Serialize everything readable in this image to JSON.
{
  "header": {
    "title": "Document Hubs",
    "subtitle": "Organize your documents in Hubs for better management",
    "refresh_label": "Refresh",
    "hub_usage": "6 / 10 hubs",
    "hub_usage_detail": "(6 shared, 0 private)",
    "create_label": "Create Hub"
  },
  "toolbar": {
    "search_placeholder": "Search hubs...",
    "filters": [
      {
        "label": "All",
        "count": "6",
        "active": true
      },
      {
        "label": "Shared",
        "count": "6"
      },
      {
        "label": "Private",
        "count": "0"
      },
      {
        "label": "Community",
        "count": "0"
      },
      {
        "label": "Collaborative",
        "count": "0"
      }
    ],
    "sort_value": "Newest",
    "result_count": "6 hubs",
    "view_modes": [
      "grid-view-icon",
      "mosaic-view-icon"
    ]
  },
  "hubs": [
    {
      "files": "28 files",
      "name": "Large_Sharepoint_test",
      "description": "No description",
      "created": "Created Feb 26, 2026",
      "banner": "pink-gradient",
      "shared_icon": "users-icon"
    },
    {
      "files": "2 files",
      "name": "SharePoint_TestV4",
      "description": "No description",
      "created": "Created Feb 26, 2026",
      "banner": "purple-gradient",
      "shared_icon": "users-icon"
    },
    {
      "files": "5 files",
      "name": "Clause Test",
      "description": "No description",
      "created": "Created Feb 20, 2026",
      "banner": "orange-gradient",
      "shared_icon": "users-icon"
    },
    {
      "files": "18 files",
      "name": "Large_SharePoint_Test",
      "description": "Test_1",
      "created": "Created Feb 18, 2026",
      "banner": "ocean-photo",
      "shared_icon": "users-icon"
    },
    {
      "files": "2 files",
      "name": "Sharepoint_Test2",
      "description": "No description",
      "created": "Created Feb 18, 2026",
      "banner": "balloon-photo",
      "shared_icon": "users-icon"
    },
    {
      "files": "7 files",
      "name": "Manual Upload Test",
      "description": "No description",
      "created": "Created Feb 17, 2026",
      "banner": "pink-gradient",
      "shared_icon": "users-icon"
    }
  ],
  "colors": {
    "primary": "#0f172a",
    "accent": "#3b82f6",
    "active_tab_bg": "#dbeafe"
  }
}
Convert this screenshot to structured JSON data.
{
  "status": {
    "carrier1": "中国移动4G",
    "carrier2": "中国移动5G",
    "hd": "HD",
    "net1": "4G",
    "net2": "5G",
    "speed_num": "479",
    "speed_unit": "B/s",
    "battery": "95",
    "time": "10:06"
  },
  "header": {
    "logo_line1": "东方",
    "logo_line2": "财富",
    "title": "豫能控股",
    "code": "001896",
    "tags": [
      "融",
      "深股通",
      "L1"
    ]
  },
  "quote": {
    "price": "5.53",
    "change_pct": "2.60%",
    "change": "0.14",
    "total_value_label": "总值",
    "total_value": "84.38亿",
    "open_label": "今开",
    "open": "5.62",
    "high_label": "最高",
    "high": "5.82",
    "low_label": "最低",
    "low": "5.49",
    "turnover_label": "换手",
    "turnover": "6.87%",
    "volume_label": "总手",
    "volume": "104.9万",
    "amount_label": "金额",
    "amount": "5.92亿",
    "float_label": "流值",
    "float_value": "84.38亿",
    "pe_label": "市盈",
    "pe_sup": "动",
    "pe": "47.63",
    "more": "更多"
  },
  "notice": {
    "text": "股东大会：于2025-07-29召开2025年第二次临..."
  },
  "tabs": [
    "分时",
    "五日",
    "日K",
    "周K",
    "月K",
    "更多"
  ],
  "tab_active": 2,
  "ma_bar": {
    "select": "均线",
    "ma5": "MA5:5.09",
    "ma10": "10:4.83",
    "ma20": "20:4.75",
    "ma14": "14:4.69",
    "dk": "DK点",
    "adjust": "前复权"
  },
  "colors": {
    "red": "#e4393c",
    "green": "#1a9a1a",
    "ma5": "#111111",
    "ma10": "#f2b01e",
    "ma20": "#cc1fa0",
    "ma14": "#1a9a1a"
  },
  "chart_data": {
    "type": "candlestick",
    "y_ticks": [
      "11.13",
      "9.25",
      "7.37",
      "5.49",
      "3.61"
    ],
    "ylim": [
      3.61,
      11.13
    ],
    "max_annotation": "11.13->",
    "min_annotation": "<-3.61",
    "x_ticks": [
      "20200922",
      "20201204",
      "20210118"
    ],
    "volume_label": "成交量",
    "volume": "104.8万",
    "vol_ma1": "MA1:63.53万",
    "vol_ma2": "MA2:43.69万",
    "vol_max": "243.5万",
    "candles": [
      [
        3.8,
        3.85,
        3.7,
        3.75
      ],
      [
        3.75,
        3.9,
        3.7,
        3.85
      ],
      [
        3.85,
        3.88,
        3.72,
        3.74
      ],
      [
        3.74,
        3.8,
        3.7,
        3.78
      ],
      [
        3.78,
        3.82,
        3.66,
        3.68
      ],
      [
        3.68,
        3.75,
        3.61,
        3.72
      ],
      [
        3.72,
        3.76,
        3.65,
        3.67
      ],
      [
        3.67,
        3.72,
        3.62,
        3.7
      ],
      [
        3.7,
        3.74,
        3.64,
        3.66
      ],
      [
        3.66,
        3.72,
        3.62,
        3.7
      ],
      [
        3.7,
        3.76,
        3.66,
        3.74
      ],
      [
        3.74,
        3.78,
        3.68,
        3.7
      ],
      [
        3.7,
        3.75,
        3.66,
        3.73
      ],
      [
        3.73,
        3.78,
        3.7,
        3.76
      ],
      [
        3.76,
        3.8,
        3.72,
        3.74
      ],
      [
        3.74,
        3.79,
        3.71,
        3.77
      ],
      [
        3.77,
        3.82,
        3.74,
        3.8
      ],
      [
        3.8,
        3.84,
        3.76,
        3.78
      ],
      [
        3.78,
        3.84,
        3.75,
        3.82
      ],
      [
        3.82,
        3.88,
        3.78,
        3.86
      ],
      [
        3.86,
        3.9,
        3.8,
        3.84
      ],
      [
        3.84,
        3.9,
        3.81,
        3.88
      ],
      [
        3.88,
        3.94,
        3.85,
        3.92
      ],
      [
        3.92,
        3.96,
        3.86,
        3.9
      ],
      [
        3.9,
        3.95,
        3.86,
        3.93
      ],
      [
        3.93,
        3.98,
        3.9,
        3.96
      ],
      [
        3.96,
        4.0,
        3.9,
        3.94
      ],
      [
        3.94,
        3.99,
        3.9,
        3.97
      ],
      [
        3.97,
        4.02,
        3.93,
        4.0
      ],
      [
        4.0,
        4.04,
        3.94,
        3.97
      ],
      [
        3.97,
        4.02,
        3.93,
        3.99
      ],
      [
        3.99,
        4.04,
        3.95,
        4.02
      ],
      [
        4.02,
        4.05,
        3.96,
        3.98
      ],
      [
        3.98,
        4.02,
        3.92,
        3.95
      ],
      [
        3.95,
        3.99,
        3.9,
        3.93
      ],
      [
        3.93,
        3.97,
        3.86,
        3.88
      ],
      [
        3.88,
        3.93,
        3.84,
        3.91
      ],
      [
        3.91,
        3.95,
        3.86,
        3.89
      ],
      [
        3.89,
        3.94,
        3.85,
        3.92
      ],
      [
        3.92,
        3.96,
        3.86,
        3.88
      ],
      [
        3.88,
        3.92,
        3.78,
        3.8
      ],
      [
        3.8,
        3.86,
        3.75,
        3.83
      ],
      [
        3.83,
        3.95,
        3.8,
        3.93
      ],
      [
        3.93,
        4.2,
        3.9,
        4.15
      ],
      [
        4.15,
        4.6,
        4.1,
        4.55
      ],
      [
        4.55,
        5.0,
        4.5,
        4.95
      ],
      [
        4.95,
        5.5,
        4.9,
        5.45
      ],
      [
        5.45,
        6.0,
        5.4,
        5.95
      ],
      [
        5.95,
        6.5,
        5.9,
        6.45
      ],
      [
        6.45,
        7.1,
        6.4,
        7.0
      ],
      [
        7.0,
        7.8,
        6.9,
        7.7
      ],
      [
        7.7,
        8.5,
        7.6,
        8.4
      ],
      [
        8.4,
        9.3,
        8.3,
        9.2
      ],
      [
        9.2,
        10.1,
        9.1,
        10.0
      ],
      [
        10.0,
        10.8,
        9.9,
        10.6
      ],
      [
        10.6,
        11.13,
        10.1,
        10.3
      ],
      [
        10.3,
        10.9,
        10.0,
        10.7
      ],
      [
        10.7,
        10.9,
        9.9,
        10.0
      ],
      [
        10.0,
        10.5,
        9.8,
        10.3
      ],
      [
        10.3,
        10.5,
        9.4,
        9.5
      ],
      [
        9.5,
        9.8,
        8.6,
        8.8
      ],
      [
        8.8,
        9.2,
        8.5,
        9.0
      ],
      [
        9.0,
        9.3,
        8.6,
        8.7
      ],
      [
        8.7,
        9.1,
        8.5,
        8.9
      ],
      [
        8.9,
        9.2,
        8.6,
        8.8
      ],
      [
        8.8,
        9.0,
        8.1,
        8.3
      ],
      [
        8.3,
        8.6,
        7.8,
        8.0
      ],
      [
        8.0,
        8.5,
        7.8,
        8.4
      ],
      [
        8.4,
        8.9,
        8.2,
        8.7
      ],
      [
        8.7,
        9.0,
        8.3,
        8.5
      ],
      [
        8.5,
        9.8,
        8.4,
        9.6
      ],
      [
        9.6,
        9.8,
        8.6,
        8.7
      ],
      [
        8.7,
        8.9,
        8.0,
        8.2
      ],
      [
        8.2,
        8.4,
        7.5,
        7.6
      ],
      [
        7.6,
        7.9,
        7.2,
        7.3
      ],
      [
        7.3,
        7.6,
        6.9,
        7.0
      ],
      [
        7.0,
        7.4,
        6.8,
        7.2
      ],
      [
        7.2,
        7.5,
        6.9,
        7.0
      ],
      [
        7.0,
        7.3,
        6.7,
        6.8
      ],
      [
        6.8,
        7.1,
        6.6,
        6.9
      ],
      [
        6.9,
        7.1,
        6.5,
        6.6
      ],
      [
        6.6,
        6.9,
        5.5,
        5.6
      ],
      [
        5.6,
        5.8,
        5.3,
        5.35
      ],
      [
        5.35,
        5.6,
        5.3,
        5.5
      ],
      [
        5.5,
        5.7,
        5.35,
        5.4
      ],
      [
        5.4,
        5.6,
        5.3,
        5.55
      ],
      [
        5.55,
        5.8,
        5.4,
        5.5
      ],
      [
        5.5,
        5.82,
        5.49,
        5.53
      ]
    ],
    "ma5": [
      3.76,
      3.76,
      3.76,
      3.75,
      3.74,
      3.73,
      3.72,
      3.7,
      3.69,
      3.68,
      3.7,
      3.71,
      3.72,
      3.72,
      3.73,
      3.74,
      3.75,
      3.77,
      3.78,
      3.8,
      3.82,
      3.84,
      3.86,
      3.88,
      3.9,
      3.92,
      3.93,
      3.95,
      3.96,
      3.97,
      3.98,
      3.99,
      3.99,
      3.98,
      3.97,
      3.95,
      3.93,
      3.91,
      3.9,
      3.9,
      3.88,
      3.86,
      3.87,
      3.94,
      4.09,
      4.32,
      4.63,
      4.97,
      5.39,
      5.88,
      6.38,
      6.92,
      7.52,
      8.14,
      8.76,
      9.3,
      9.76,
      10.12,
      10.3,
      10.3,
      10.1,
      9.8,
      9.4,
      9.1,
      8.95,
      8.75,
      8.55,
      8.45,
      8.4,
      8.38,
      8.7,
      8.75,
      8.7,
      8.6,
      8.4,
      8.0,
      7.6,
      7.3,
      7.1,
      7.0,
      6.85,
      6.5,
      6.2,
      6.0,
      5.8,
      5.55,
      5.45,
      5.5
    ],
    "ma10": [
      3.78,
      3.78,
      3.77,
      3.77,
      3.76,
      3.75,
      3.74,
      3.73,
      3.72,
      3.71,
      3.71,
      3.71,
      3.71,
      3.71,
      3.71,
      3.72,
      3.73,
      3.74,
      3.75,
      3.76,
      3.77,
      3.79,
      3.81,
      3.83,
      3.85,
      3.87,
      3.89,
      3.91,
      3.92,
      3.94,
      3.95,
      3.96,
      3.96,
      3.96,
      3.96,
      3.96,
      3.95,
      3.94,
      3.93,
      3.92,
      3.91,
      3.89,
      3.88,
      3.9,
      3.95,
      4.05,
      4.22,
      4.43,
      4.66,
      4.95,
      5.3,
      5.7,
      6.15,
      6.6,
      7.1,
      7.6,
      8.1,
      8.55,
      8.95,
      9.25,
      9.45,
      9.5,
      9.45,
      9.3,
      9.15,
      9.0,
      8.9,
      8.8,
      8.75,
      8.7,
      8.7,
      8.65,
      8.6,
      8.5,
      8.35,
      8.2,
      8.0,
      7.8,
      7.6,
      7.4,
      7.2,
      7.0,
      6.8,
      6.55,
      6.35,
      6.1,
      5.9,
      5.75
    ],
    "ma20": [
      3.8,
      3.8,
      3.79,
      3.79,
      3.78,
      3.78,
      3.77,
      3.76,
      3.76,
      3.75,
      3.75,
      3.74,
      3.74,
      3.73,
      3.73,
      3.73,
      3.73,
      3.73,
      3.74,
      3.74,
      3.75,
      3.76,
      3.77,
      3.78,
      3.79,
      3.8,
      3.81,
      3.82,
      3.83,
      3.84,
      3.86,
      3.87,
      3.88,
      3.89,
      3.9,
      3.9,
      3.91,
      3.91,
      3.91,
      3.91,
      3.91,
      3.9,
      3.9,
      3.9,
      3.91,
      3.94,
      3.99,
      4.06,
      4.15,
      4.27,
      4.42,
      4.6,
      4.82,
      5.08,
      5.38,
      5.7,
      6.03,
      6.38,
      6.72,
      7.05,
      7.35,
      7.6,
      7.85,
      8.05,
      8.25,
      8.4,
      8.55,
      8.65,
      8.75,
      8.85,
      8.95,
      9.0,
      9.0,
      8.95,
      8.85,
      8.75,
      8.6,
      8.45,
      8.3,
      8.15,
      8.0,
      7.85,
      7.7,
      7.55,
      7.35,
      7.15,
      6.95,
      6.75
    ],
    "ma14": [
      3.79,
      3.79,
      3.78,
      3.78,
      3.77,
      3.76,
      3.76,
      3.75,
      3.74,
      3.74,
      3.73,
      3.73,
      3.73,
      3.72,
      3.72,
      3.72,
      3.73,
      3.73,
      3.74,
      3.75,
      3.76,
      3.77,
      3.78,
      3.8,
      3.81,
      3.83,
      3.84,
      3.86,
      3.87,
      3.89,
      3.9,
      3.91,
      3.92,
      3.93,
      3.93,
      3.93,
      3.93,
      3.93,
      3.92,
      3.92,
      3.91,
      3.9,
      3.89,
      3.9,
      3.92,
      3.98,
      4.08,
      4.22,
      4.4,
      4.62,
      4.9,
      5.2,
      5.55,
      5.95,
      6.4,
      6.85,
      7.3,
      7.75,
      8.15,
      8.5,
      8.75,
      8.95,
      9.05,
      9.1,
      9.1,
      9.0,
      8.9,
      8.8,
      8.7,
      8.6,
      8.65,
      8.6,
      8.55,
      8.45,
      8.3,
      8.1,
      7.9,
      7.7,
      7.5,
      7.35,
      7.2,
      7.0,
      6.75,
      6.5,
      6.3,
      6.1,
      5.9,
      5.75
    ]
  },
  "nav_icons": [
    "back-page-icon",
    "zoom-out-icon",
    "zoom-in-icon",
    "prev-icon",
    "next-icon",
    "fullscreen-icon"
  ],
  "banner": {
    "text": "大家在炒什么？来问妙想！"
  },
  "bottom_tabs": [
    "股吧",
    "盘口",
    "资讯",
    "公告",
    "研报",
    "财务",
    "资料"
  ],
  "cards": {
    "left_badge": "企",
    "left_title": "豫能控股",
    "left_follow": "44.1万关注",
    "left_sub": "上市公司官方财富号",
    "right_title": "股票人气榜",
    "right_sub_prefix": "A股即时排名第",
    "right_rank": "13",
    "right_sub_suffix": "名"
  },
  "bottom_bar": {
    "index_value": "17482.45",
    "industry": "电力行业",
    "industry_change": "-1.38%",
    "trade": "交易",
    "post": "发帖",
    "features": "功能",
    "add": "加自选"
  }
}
________________
Find every line in the records above that contains the word "files", and copy each one.

      "files": "28 files",
      "files": "2 files",
      "files": "5 files",
      "files": "18 files",
      "files": "2 files",
      "files": "7 files",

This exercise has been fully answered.